**STATED EXERCISE**
Give a verbatim quotation of every record.

(Dataset entries)
==============================
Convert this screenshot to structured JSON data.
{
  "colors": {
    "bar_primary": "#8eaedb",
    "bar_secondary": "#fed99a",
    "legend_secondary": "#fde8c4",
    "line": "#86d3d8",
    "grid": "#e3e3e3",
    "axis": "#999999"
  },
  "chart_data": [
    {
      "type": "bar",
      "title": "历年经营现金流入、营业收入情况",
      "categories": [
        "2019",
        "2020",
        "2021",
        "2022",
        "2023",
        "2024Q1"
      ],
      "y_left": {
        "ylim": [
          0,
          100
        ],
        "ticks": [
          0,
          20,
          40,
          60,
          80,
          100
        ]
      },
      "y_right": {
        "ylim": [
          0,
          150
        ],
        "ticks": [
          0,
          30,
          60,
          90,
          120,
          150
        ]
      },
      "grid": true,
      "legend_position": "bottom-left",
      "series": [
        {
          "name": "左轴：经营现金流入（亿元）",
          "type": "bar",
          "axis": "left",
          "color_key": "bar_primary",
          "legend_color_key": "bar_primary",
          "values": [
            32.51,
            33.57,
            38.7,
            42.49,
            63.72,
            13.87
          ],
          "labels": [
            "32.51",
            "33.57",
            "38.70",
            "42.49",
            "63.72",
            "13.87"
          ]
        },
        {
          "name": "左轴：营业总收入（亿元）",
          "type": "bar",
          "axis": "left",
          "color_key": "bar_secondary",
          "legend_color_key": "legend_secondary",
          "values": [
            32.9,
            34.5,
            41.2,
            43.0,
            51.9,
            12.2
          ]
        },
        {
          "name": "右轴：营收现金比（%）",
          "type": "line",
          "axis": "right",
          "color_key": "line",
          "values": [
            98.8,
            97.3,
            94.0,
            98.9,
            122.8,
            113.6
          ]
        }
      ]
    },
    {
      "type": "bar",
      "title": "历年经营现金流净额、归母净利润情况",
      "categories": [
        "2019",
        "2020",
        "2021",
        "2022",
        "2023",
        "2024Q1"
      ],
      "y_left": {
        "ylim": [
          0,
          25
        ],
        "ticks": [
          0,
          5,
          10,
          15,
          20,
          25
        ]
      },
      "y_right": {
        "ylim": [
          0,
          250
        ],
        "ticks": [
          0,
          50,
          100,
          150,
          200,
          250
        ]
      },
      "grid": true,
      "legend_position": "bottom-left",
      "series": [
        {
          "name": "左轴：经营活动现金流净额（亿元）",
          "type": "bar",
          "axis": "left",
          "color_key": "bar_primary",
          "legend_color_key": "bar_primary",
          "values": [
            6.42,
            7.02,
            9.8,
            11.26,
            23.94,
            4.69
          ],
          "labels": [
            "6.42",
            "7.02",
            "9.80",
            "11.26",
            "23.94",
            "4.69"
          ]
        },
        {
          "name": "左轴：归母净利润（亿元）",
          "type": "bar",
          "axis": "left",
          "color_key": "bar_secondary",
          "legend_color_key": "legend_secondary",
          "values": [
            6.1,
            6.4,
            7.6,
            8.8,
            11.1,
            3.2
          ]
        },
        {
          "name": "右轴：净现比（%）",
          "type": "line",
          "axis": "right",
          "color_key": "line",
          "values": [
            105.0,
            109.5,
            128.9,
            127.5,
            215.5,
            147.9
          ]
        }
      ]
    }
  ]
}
==============================
**WRITTEN RESPONSE**
Convert this screenshot to structured JSON data.
{
  "colors": {
    "bar_primary": "#8eaedb",
    "bar_secondary": "#fed99a",
    "legend_secondary": "#fde8c4",
    "line": "#86d3d8",
    "grid": "#e3e3e3",
    "axis": "#999999"
  },
  "chart_data": [
    {
      "type": "bar",
      "title": "历年经营现金流入、营业收入情况",
      "categories": [
        "2019",
        "2020",
        "2021",
        "2022",
        "2023",
        "2024Q1"
      ],
      "y_left": {
        "ylim": [
          0,
          100
        ],
        "ticks": [
          0,
          20,
          40,
          60,
          80,
          100
        ]
      },
      "y_right": {
        "ylim": [
          0,
          150
        ],
        "ticks": [
          0,
          30,
          60,
          90,
          120,
          150
        ]
      },
      "grid": true,
      "legend_position": "bottom-left",
      "series": [
        {
          "name": "左轴：经营现金流入（亿元）",
          "type": "bar",
          "axis": "left",
          "color_key": "bar_primary",
          "legend_color_key": "bar_primary",
          "values": [
            32.51,
            33.57,
            38.7,
            42.49,
            63.72,
            13.87
          ],
          "labels": [
            "32.51",
            "33.57",
            "38.70",
            "42.49",
            "63.72",
            "13.87"
          ]
        },
        {
          "name": "左轴：营业总收入（亿元）",
          "type": "bar",
          "axis": "left",
          "color_key": "bar_secondary",
          "legend_color_key": "legend_secondary",
          "values": [
            32.9,
            34.5,
            41.2,
            43.0,
            51.9,
            12.2
          ]
        },
        {
          "name": "右轴：营收现金比（%）",
          "type": "line",
          "axis": "right",
          "color_key": "line",
          "values": [
            98.8,
            97.3,
            94.0,
            98.9,
            122.8,
            113.6
          ]
        }
      ]
    },
    {
      "type": "bar",
      "title": "历年经营现金流净额、归母净利润情况",
      "categories": [
        "2019",
        "2020",
        "2021",
        "2022",
        "2023",
        "2024Q1"
      ],
      "y_left": {
        "ylim": [
          0,
          25
        ],
        "ticks": [
          0,
          5,
          10,
          15,
          20,
          25
        ]
      },
      "y_right": {
        "ylim": [
          0,
          250
        ],
        "ticks": [
          0,
          50,
          100,
          150,
          200,
          250
        ]
      },
      "grid": true,
      "legend_position": "bottom-left",
      "series": [
        {
          "name": "左轴：经营活动现金流净额（亿元）",
          "type": "bar",
          "axis": "left",
          "color_key": "bar_primary",
          "legend_color_key": "bar_primary",
          "values": [
            6.42,
            7.02,
            9.8,
            11.26,
            23.94,
            4.69
          ],
          "labels": [
            "6.42",
            "7.02",
            "9.80",
            "11.26",
            "23.94",
            "4.69"
          ]
        },
        {
          "name": "左轴：归母净利润（亿元）",
          "type": "bar",
          "axis": "left",
          "color_key": "bar_secondary",
          "legend_color_key": "legend_secondary",
          "values": [
            6.1,
            6.4,
            7.6,
            8.8,
            11.1,
            3.2
          ]
        },
        {
          "name": "右轴：净现比（%）",
          "type": "line",
          "axis": "right",
          "color_key": "line",
          "values": [
            105.0,
            109.5,
            128.9,
            127.5,
            215.5,
            147.9
          ]
        }
      ]
    }
  ]
}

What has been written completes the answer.